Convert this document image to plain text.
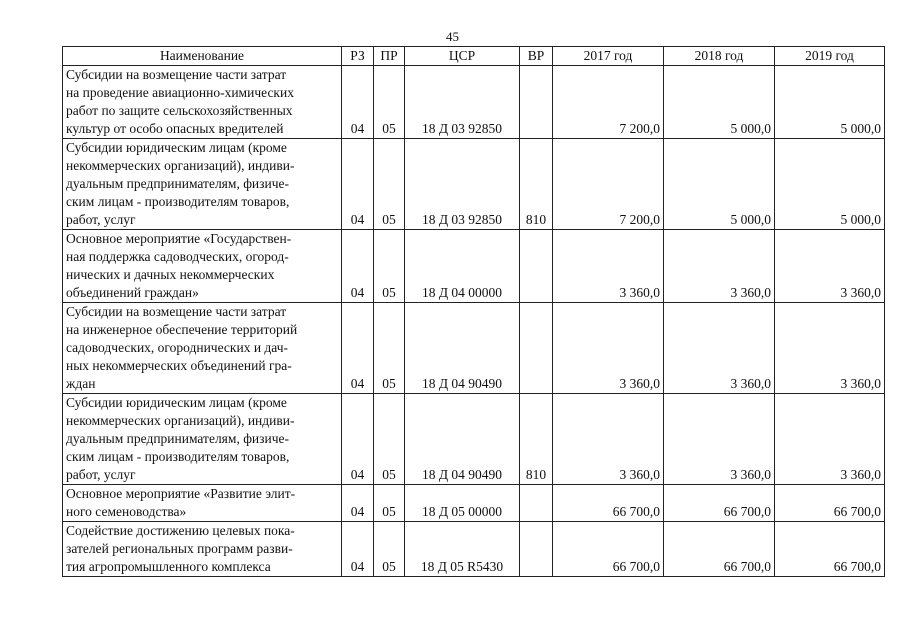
45
Наименование	РЗ	ПР	ЦСР	ВР	2017 год	2018 год	2019 год

Субсидии на возмещение части затрат
на проведение авиационно-химических
работ по защите сельскохозяйственных
культур от особо опасных вредителей	04	05	18 Д 03 92850		7 200,0	5 000,0	5 000,0

Субсидии юридическим лицам (кроме
некоммерческих организаций), индиви-
дуальным предпринимателям, физиче-
ским лицам - производителям товаров,
работ, услуг	04	05	18 Д 03 92850	810	7 200,0	5 000,0	5 000,0

Основное мероприятие «Государствен-
ная поддержка садоводческих, огород-
нических и дачных некоммерческих
объединений граждан»	04	05	18 Д 04 00000		3 360,0	3 360,0	3 360,0

Субсидии на возмещение части затрат
на инженерное обеспечение территорий
садоводческих, огороднических и дач-
ных некоммерческих объединений гра-
ждан	04	05	18 Д 04 90490		3 360,0	3 360,0	3 360,0

Субсидии юридическим лицам (кроме
некоммерческих организаций), индиви-
дуальным предпринимателям, физиче-
ским лицам - производителям товаров,
работ, услуг	04	05	18 Д 04 90490	810	3 360,0	3 360,0	3 360,0

Основное мероприятие «Развитие элит-
ного семеноводства»	04	05	18 Д 05 00000		66 700,0	66 700,0	66 700,0

Содействие достижению целевых пока-
зателей региональных программ разви-
тия агропромышленного комплекса	04	05	18 Д 05 R5430		66 700,0	66 700,0	66 700,0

### [Task prompt]
Transcribe the listing in full and omit the pictures.

### [Response]
Convert this document image to plain text.
45
Наименование	РЗ	ПР	ЦСР	ВР	2017 год	2018 год	2019 год

Субсидии на возмещение части затрат
на проведение авиационно-химических
работ по защите сельскохозяйственных
культур от особо опасных вредителей	04	05	18 Д 03 92850		7 200,0	5 000,0	5 000,0

Субсидии юридическим лицам (кроме
некоммерческих организаций), индиви-
дуальным предпринимателям, физиче-
ским лицам - производителям товаров,
работ, услуг	04	05	18 Д 03 92850	810	7 200,0	5 000,0	5 000,0

Основное мероприятие «Государствен-
ная поддержка садоводческих, огород-
нических и дачных некоммерческих
объединений граждан»	04	05	18 Д 04 00000		3 360,0	3 360,0	3 360,0

Субсидии на возмещение части затрат
на инженерное обеспечение территорий
садоводческих, огороднических и дач-
ных некоммерческих объединений гра-
ждан	04	05	18 Д 04 90490		3 360,0	3 360,0	3 360,0

Субсидии юридическим лицам (кроме
некоммерческих организаций), индиви-
дуальным предпринимателям, физиче-
ским лицам - производителям товаров,
работ, услуг	04	05	18 Д 04 90490	810	3 360,0	3 360,0	3 360,0

Основное мероприятие «Развитие элит-
ного семеноводства»	04	05	18 Д 05 00000		66 700,0	66 700,0	66 700,0

Содействие достижению целевых пока-
зателей региональных программ разви-
тия агропромышленного комплекса	04	05	18 Д 05 R5430		66 700,0	66 700,0	66 700,0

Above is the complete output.